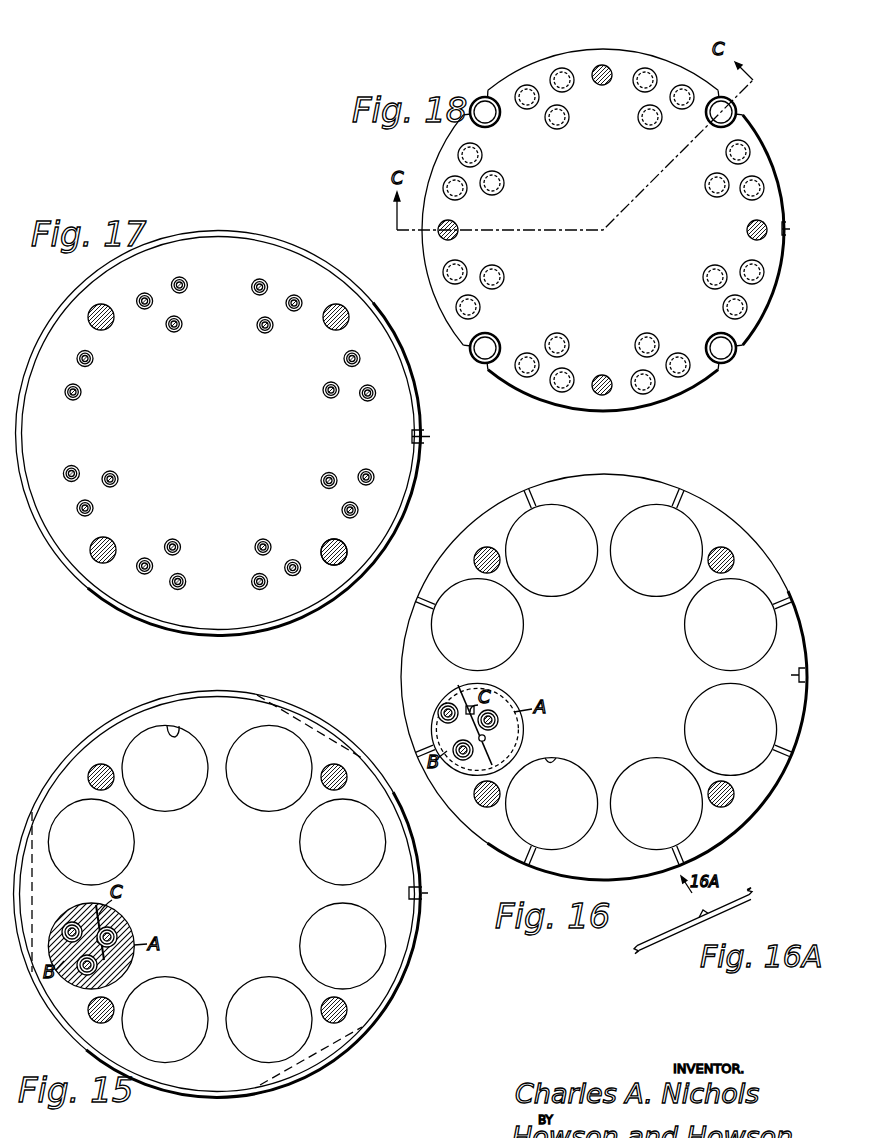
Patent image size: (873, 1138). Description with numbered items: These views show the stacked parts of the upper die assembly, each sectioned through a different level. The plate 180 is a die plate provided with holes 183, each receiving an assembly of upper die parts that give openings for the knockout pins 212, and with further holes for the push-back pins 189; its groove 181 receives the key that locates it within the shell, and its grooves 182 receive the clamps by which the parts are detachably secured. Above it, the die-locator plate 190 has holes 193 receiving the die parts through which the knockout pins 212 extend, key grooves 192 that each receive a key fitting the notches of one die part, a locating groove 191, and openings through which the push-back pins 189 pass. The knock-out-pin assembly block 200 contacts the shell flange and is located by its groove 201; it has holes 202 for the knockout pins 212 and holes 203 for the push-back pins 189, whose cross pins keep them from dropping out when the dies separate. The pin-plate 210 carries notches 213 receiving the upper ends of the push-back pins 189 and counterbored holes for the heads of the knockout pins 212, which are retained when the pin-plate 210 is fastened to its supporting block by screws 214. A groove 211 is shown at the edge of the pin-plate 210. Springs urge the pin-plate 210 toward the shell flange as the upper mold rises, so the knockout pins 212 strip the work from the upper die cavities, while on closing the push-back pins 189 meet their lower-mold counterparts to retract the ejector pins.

In FIG. 15, the plate 180 is at (401, 950).
In FIG. 15, the groove 181 is at (435, 894).
In FIG. 15, the grooves 182 is at (315, 726).
In FIG. 15, the holes 183 is at (171, 729).
In FIG. 17, the push-back pins 189 is at (104, 305).
In FIG. 18, the push-back pins 189 is at (491, 122).
In FIG. 16, the push-back pins 189 is at (486, 547).
In FIG. 15, the push-back pins 189 is at (103, 764).
In FIG. 16, the plate 190 is at (759, 805).
In FIG. 16A, the plate 190 is at (748, 899).
In FIG. 16, the groove 191 is at (791, 676).
In FIG. 16, the key grooves 192 is at (675, 858).
In FIG. 16A, the key grooves 192 is at (698, 917).
In FIG. 16, the holes 193 is at (553, 760).
In FIG. 17, the knock-out-pin assembly block 200 is at (270, 226).
In FIG. 17, the groove 201 is at (437, 439).
In FIG. 17, the holes 202 is at (168, 540).
In FIG. 17, the holes 203 is at (332, 544).
In FIG. 18, the pin-plate 210 is at (775, 288).
In FIG. 18, the flange 211 is at (802, 230).
In FIG. 17, the knockout pins 212 is at (108, 470).
In FIG. 18, the knockout pins 212 is at (568, 372).
In FIG. 16, the knockout pins 212 is at (445, 706).
In FIG. 15, the knockout pins 212 is at (69, 924).
In FIG. 18, the notches 213 is at (723, 363).
In FIG. 18, the screws 214 is at (459, 228).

Directions for this task:
Convert every line of the records above into a JSON list of strings, one string per line, skipping blank lines and leaving out the pictures.

Exercise output:
[
  "Patent image size: (873, 1138). Description with numbered items: These views show the stacked parts of the upper die assembly, each sectioned through a different level. The plate 180 is a die plate provided with holes 183, each receiving an assembly of upper die parts that give openings for the knockout pins 212, and with further holes for the push-back pins 189; its groove 181 receives the key that locates it within the shell, and its grooves 182 receive the clamps by which the parts are detachably secured. Above it, the die-locator plate 190 has holes 193 receiving the die parts through which the knockout pins 212 extend, key grooves 192 that each receive a key fitting the notches of one die part, a locating groove 191, and openings through which the push-back pins 189 pass. The knock-out-pin assembly block 200 contacts the shell flange and is located by its groove 201; it has holes 202 for the knockout pins 212 and holes 203 for the push-back pins 189, whose cross pins keep them from dropping out when the dies separate. The pin-plate 210 carries notches 213 receiving the upper ends of the push-back pins 189 and counterbored holes for the heads of the knockout pins 212, which are retained when the pin-plate 210 is fastened to its supporting block by screws 214. A groove 211 is shown at the edge of the pin-plate 210. Springs urge the pin-plate 210 toward the shell flange as the upper mold rises, so the knockout pins 212 strip the work from the upper die cavities, while on closing the push-back pins 189 meet their lower-mold counterparts to retract the ejector pins.",
  "In FIG. 15, the plate 180 is at (401, 950).",
  "In FIG. 15, the groove 181 is at (435, 894).",
  "In FIG. 15, the grooves 182 is at (315, 726).",
  "In FIG. 15, the holes 183 is at (171, 729).",
  "In FIG. 17, the push-back pins 189 is at (104, 305).",
  "In FIG. 18, the push-back pins 189 is at (491, 122).",
  "In FIG. 16, the push-back pins 189 is at (486, 547).",
  "In FIG. 15, the push-back pins 189 is at (103, 764).",
  "In FIG. 16, the plate 190 is at (759, 805).",
  "In FIG. 16A, the plate 190 is at (748, 899).",
  "In FIG. 16, the groove 191 is at (791, 676).",
  "In FIG. 16, the key grooves 192 is at (675, 858).",
  "In FIG. 16A, the key grooves 192 is at (698, 917).",
  "In FIG. 16, the holes 193 is at (553, 760).",
  "In FIG. 17, the knock-out-pin assembly block 200 is at (270, 226).",
  "In FIG. 17, the groove 201 is at (437, 439).",
  "In FIG. 17, the holes 202 is at (168, 540).",
  "In FIG. 17, the holes 203 is at (332, 544).",
  "In FIG. 18, the pin-plate 210 is at (775, 288).",
  "In FIG. 18, the flange 211 is at (802, 230).",
  "In FIG. 17, the knockout pins 212 is at (108, 470).",
  "In FIG. 18, the knockout pins 212 is at (568, 372).",
  "In FIG. 16, the knockout pins 212 is at (445, 706).",
  "In FIG. 15, the knockout pins 212 is at (69, 924).",
  "In FIG. 18, the notches 213 is at (723, 363).",
  "In FIG. 18, the screws 214 is at (459, 228)."
]